------ Supplied records
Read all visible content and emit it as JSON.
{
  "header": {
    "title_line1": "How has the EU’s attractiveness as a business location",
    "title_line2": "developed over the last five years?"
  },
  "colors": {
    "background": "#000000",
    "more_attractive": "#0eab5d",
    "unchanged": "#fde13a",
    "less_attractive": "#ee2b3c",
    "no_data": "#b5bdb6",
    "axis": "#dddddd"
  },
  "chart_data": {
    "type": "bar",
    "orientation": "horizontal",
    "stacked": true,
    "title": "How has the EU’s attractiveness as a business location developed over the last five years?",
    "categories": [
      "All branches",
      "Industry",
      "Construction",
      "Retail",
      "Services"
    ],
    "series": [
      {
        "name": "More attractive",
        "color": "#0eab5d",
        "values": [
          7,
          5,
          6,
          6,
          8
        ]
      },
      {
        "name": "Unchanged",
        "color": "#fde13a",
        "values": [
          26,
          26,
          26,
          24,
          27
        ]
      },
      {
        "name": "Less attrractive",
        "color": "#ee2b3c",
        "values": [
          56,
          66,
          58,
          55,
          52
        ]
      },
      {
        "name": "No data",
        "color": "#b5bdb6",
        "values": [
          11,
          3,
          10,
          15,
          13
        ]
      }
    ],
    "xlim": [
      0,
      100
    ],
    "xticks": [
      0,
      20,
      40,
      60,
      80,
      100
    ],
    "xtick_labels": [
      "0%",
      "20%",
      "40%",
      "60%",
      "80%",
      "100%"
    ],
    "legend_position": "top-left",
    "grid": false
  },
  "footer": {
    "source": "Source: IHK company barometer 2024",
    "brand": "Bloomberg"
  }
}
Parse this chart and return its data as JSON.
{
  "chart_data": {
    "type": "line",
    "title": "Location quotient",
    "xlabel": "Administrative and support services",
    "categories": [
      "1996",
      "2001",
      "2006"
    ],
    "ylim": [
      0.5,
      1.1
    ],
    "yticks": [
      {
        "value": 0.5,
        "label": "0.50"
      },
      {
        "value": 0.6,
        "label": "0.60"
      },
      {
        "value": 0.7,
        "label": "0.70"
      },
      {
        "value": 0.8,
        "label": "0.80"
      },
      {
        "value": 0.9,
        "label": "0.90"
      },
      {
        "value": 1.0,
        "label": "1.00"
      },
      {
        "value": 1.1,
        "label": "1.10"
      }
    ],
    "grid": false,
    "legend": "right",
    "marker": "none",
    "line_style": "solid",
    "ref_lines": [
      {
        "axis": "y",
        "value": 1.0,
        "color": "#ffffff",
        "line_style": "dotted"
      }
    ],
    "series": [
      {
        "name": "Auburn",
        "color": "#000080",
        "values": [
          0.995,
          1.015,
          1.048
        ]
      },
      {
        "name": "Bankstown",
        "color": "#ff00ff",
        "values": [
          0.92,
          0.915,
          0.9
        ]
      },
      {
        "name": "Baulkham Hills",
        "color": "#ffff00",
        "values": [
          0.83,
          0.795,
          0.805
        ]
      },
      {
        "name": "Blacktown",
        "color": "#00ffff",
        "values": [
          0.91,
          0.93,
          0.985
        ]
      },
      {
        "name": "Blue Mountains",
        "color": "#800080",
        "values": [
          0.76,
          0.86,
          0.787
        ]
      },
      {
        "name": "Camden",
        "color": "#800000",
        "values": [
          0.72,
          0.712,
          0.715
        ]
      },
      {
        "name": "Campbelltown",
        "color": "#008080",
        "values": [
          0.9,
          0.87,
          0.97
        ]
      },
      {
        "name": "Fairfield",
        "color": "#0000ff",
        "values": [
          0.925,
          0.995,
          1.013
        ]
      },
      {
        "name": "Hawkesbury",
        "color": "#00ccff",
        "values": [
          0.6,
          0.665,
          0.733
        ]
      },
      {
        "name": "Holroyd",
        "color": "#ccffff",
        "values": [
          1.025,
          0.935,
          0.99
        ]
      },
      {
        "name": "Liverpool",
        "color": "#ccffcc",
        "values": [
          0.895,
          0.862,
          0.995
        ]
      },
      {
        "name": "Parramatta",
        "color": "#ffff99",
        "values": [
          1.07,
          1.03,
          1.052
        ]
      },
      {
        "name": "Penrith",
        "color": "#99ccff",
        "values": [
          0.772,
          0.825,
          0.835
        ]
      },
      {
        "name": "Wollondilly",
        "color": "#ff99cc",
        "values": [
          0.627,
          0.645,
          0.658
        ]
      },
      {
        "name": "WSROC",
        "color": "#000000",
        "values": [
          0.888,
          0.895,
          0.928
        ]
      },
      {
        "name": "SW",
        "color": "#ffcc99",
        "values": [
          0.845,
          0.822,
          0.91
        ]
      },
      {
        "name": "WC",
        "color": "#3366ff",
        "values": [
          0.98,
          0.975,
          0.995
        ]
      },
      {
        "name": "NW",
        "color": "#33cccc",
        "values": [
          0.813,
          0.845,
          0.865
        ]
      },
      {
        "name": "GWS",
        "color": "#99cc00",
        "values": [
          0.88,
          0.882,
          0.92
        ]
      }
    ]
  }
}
------------
_Given request_: Write only the number of lines in the records that include the word "attractiveness".

_The answer_: 2